Задания -
1 - Переведите на английский язык предложение из текста для чтения: «Я сказал генералу Трепову, что песня – хорошая, слова красивые, мне нравятся, отчего же не спеть?»
2 - Повторите слово в слово всё из раздела со строками, от его самого начала вниз до строки с "more: 100 mm or more: [713, 373, 750, 387]" включительно.

Текст для чтения -
• • • • • • •

Маска и душа — страница 28 из 52

– Зачем это вы, Федор Иванович, поете такие никому не нужные прокламационные арии? Ведь если вдуматься, эти рокочущие слова в своем содержании очень глупы, а вы так хорошо поете, что хотелось бы от вас слушать что-нибудь о любви, о природе…

Сентиментальный, вероятно, был он человек! И все-таки я чувствовал, что за всей этой дружеской вкрадчивостью где-то в затылке обер-полицмейстера роется в эту минуту мысль о нарушении мною порядка и тишины в публичном месте. Я сказал генералу Трепову, что песня – хорошая, слова красивые, мне нравятся, отчего же не спеть? Политический резон моего собеседника я на этот раз пропустил мимо ушей и в спор с ним не вступил.

• • • • • • •

Приведённые строки -

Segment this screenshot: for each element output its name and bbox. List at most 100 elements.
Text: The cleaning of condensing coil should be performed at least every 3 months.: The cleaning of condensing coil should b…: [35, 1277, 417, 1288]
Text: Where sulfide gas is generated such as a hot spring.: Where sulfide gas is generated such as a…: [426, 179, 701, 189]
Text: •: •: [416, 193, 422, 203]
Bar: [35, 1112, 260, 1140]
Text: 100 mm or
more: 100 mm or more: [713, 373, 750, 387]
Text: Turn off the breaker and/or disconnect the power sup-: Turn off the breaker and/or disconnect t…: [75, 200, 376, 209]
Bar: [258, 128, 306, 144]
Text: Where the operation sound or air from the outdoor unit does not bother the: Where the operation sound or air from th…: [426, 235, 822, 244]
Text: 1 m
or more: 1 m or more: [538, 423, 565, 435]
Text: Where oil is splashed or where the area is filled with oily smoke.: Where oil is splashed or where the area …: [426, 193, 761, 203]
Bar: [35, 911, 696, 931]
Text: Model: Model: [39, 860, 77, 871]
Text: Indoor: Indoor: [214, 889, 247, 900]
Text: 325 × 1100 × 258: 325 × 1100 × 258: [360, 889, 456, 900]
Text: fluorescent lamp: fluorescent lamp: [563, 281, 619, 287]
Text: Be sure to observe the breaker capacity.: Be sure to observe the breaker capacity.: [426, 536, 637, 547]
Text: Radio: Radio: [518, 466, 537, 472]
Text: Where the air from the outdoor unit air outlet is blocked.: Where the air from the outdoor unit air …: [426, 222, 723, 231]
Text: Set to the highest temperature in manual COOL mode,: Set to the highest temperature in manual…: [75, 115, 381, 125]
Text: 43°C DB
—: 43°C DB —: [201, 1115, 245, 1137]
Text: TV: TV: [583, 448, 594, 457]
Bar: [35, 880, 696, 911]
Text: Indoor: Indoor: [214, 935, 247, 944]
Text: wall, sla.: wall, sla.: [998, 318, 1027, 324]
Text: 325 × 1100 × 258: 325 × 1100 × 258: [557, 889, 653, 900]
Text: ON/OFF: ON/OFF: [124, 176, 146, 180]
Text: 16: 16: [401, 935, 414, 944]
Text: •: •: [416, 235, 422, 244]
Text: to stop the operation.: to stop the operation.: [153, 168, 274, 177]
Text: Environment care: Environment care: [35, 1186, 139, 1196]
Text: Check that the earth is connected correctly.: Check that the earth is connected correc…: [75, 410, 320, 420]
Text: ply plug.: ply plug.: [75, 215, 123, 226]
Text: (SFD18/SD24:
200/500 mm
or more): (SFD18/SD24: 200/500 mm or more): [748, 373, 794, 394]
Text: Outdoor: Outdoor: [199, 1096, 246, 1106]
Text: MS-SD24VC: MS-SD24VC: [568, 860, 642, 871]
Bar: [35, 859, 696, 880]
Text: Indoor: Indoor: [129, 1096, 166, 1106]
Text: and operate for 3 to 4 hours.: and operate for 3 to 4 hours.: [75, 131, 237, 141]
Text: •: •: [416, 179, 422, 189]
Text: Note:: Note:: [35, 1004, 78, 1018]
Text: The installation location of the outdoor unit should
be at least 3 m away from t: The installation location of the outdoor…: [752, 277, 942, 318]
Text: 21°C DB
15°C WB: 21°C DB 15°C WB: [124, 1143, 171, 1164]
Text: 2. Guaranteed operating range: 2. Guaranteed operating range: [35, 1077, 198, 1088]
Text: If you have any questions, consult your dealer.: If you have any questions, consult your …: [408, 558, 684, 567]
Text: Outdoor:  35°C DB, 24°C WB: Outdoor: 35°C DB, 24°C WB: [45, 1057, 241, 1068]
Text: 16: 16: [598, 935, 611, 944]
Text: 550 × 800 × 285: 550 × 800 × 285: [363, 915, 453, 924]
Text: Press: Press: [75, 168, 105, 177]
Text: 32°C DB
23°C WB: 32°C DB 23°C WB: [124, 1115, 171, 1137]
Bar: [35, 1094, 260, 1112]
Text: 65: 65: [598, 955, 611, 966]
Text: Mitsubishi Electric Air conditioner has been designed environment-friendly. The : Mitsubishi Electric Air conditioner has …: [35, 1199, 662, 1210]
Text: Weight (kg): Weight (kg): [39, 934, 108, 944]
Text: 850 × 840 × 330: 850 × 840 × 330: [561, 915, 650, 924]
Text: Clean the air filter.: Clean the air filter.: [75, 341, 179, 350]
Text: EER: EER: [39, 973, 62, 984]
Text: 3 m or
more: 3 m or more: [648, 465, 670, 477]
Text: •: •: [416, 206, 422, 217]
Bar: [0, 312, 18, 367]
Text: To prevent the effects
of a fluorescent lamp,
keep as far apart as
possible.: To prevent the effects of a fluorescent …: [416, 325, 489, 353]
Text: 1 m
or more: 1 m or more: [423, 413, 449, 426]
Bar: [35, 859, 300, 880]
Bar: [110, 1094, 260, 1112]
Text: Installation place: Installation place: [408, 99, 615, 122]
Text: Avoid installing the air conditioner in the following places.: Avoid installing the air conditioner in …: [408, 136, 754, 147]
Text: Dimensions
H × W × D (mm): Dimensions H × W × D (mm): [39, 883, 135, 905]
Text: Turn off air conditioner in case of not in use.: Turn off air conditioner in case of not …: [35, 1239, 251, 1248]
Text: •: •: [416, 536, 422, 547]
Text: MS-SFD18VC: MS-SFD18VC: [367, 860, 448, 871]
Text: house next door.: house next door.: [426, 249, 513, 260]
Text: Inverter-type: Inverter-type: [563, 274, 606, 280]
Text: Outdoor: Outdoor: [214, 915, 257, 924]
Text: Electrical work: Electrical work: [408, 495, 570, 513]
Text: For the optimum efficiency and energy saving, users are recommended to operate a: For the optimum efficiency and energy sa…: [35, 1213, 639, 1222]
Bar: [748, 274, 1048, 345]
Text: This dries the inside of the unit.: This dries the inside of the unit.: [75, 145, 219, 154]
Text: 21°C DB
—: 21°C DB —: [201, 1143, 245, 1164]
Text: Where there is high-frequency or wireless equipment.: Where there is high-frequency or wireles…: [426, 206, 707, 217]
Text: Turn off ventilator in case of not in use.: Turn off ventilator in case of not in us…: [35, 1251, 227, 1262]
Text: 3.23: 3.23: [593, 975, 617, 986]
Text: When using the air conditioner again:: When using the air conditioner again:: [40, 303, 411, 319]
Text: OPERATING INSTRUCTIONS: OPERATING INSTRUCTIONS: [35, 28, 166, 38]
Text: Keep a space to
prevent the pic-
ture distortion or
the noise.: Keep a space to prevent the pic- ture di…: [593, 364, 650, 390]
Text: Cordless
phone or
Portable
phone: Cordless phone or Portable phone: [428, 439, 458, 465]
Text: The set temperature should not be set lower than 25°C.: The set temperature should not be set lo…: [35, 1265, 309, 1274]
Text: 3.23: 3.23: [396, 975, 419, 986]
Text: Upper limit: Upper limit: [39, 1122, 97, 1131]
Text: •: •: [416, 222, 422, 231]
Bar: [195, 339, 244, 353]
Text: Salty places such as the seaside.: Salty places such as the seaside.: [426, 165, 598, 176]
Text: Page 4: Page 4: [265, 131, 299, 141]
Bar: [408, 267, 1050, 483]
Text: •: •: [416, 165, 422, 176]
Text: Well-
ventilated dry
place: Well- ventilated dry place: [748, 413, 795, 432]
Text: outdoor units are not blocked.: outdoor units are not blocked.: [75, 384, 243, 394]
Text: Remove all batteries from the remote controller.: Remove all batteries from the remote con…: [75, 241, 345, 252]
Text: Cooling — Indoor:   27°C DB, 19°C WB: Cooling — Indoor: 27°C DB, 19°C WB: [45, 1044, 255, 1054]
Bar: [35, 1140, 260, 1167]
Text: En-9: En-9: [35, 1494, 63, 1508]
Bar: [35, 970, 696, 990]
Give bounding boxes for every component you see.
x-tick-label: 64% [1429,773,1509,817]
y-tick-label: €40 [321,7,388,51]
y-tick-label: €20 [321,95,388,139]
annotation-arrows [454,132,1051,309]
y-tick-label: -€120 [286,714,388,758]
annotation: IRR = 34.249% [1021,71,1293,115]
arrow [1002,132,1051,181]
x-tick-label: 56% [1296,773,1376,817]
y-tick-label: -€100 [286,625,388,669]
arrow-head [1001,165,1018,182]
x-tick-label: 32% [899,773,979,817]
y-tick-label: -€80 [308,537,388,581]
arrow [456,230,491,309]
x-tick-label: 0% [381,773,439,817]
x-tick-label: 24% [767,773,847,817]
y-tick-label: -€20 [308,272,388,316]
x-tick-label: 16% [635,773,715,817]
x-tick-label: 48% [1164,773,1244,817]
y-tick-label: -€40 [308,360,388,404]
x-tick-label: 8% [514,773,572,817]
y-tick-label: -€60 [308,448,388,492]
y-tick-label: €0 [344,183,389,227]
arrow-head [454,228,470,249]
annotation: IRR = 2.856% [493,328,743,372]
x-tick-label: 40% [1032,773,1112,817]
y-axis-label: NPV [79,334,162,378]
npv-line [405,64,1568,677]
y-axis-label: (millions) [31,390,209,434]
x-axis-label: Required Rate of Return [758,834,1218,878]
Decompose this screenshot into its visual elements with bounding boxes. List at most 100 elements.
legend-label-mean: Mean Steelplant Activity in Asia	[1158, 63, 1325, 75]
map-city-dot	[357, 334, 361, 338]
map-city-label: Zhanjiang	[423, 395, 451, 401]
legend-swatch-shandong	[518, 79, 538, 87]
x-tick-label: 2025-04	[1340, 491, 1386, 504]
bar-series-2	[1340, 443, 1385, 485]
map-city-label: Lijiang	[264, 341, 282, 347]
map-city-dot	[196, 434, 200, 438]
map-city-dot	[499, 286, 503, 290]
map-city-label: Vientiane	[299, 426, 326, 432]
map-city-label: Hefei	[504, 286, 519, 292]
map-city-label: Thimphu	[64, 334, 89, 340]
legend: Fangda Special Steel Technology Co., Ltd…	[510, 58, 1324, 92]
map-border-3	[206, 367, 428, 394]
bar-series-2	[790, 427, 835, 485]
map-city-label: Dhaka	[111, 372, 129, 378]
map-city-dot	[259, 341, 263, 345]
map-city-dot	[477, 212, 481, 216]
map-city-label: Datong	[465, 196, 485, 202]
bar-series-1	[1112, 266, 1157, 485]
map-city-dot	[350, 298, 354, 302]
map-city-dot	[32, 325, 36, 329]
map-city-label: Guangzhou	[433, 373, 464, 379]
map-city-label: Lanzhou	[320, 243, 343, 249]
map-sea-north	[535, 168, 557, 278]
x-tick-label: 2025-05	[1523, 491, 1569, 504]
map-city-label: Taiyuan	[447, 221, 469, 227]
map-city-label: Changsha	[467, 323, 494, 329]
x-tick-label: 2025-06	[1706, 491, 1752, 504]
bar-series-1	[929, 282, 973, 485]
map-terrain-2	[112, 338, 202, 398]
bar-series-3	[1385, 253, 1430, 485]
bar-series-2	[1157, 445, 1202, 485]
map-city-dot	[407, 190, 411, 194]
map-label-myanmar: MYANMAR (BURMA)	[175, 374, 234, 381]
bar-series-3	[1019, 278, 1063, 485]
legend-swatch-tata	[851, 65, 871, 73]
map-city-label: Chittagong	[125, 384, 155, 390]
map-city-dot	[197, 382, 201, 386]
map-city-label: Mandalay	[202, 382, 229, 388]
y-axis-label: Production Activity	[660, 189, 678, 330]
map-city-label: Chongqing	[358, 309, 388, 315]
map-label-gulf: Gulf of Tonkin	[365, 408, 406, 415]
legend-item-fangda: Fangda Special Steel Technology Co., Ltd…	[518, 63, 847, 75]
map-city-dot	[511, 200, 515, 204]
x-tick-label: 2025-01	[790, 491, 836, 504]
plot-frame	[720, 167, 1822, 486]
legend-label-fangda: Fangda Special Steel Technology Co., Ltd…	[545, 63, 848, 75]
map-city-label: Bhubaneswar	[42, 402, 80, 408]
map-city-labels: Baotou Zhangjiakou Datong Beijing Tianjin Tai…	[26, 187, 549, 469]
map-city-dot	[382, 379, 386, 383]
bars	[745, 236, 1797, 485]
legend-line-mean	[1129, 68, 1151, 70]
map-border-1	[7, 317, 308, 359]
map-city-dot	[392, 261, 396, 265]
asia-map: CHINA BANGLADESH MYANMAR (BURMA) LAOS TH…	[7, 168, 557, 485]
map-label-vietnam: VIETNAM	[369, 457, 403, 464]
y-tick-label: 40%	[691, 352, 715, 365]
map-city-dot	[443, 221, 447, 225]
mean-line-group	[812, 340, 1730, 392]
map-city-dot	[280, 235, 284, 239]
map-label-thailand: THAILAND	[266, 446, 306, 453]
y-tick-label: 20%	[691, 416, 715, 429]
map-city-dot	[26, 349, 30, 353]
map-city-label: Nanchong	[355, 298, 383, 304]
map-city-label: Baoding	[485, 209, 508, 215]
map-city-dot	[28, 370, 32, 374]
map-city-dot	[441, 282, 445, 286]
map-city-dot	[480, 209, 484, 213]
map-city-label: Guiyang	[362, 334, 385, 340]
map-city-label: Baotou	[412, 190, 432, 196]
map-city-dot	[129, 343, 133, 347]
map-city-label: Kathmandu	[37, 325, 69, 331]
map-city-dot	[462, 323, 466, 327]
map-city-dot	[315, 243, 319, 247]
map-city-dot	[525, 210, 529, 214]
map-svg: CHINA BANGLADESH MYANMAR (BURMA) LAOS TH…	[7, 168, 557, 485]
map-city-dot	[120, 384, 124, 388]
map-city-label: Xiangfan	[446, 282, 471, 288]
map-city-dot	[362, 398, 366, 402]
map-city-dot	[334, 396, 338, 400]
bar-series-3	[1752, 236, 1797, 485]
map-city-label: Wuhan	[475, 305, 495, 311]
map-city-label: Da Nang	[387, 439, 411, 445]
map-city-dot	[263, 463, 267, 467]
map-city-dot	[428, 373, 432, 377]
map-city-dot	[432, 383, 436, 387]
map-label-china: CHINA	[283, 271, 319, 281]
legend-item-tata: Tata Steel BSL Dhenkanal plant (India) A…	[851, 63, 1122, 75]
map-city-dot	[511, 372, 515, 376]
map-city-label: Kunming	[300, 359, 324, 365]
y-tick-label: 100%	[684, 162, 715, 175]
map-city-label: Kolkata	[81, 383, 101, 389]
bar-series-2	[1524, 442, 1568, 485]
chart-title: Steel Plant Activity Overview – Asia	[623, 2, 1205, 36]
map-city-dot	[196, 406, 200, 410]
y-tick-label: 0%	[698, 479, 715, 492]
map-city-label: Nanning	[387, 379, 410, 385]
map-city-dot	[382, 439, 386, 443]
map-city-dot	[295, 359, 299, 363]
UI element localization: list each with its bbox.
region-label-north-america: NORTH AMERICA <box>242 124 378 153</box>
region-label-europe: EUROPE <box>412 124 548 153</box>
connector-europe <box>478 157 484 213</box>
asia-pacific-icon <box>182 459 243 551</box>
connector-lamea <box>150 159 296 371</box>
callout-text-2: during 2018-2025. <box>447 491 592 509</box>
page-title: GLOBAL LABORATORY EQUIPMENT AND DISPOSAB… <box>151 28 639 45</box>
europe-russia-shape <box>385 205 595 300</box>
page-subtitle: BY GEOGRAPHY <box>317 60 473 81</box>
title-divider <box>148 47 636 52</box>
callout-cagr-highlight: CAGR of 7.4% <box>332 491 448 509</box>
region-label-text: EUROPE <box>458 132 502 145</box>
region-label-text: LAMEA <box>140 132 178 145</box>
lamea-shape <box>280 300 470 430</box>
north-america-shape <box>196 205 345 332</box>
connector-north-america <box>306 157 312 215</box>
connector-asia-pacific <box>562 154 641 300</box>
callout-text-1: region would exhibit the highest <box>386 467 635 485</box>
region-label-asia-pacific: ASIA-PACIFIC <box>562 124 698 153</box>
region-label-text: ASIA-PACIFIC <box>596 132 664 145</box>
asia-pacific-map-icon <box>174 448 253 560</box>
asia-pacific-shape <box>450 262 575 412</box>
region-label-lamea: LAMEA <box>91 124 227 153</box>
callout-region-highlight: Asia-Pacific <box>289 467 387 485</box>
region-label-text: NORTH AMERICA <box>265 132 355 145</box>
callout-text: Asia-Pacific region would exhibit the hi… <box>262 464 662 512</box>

• • • • • • •

Ответы к упражнению -
1 - I told General Trepov that the song was good, the words were beautiful, I liked them, so why not sing it?

2 -
Segment this screenshot: for each element output its name and bbox. List at most 100 elements.
Text: The cleaning of condensing coil should be performed at least every 3 months.: The cleaning of condensing coil should b…: [35, 1277, 417, 1288]
Text: Where sulfide gas is generated such as a hot spring.: Where sulfide gas is generated such as a…: [426, 179, 701, 189]
Text: •: •: [416, 193, 422, 203]
Bar: [35, 1112, 260, 1140]
Text: 100 mm or
more: 100 mm or more: [713, 373, 750, 387]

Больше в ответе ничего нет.